- [Instruction] Every entry needs to be reproduced exactly.

----

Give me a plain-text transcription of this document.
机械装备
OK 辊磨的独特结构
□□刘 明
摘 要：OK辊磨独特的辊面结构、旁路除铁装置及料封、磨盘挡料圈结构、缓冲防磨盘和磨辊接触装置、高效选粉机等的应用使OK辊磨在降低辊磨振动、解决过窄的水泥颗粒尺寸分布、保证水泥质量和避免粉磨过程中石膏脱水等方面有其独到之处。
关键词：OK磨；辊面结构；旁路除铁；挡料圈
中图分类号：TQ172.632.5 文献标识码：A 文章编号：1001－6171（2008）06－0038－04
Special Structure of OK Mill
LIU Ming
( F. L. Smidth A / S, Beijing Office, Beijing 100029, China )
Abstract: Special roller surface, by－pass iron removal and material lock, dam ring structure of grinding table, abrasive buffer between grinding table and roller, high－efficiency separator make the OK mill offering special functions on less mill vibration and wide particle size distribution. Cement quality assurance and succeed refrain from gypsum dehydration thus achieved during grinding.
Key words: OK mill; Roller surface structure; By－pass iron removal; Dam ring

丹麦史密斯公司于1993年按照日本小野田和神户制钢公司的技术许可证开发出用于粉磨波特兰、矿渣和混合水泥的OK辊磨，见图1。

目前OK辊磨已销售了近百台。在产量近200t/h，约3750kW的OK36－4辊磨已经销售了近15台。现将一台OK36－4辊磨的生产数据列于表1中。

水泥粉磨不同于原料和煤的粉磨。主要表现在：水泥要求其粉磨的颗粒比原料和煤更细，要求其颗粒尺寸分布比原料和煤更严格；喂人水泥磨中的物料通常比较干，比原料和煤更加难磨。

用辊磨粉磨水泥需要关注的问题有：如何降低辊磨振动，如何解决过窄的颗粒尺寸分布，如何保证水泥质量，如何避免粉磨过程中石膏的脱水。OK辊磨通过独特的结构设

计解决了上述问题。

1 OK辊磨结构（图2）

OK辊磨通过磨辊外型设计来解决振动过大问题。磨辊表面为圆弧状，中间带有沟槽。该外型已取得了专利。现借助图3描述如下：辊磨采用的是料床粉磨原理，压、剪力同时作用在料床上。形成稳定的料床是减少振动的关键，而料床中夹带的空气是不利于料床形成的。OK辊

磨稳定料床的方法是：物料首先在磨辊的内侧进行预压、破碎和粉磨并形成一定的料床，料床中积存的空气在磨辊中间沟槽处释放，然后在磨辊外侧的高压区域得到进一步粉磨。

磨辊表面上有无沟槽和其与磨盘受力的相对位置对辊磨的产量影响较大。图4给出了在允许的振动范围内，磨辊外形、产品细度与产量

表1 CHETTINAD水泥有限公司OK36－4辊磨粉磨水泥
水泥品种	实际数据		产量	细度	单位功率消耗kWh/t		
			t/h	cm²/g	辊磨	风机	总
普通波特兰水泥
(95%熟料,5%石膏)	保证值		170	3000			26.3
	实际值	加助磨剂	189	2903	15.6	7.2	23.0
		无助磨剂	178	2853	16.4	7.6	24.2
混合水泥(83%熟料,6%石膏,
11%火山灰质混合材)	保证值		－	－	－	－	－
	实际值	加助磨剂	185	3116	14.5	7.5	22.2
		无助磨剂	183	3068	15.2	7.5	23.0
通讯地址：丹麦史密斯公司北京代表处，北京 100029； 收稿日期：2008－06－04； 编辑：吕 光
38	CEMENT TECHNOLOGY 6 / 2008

----

- [Solution to this exercise]
Give me a plain-text transcription of this document.
机械装备
OK 辊磨的独特结构
□□刘 明
摘 要：OK辊磨独特的辊面结构、旁路除铁装置及料封、磨盘挡料圈结构、缓冲防磨盘和磨辊接触装置、高效选粉机等的应用使OK辊磨在降低辊磨振动、解决过窄的水泥颗粒尺寸分布、保证水泥质量和避免粉磨过程中石膏脱水等方面有其独到之处。
关键词：OK磨；辊面结构；旁路除铁；挡料圈
中图分类号：TQ172.632.5 文献标识码：A 文章编号：1001－6171（2008）06－0038－04
Special Structure of OK Mill
LIU Ming
( F. L. Smidth A / S, Beijing Office, Beijing 100029, China )
Abstract: Special roller surface, by－pass iron removal and material lock, dam ring structure of grinding table, abrasive buffer between grinding table and roller, high－efficiency separator make the OK mill offering special functions on less mill vibration and wide particle size distribution. Cement quality assurance and succeed refrain from gypsum dehydration thus achieved during grinding.
Key words: OK mill; Roller surface structure; By－pass iron removal; Dam ring

丹麦史密斯公司于1993年按照日本小野田和神户制钢公司的技术许可证开发出用于粉磨波特兰、矿渣和混合水泥的OK辊磨，见图1。

目前OK辊磨已销售了近百台。在产量近200t/h，约3750kW的OK36－4辊磨已经销售了近15台。现将一台OK36－4辊磨的生产数据列于表1中。

水泥粉磨不同于原料和煤的粉磨。主要表现在：水泥要求其粉磨的颗粒比原料和煤更细，要求其颗粒尺寸分布比原料和煤更严格；喂人水泥磨中的物料通常比较干，比原料和煤更加难磨。

用辊磨粉磨水泥需要关注的问题有：如何降低辊磨振动，如何解决过窄的颗粒尺寸分布，如何保证水泥质量，如何避免粉磨过程中石膏的脱水。OK辊磨通过独特的结构设

计解决了上述问题。

1 OK辊磨结构（图2）

OK辊磨通过磨辊外型设计来解决振动过大问题。磨辊表面为圆弧状，中间带有沟槽。该外型已取得了专利。现借助图3描述如下：辊磨采用的是料床粉磨原理，压、剪力同时作用在料床上。形成稳定的料床是减少振动的关键，而料床中夹带的空气是不利于料床形成的。OK辊

磨稳定料床的方法是：物料首先在磨辊的内侧进行预压、破碎和粉磨并形成一定的料床，料床中积存的空气在磨辊中间沟槽处释放，然后在磨辊外侧的高压区域得到进一步粉磨。

磨辊表面上有无沟槽和其与磨盘受力的相对位置对辊磨的产量影响较大。图4给出了在允许的振动范围内，磨辊外形、产品细度与产量

表1 CHETTINAD水泥有限公司OK36－4辊磨粉磨水泥
水泥品种	实际数据		产量	细度	单位功率消耗kWh/t		
			t/h	cm²/g	辊磨	风机	总
普通波特兰水泥
(95%熟料,5%石膏)	保证值		170	3000			26.3
	实际值	加助磨剂	189	2903	15.6	7.2	23.0
		无助磨剂	178	2853	16.4	7.6	24.2
混合水泥(83%熟料,6%石膏,
11%火山灰质混合材)	保证值		－	－	－	－	－
	实际值	加助磨剂	185	3116	14.5	7.5	22.2
		无助磨剂	183	3068	15.2	7.5	23.0
通讯地址：丹麦史密斯公司北京代表处，北京 100029； 收稿日期：2008－06－04； 编辑：吕 光
38	CEMENT TECHNOLOGY 6 / 2008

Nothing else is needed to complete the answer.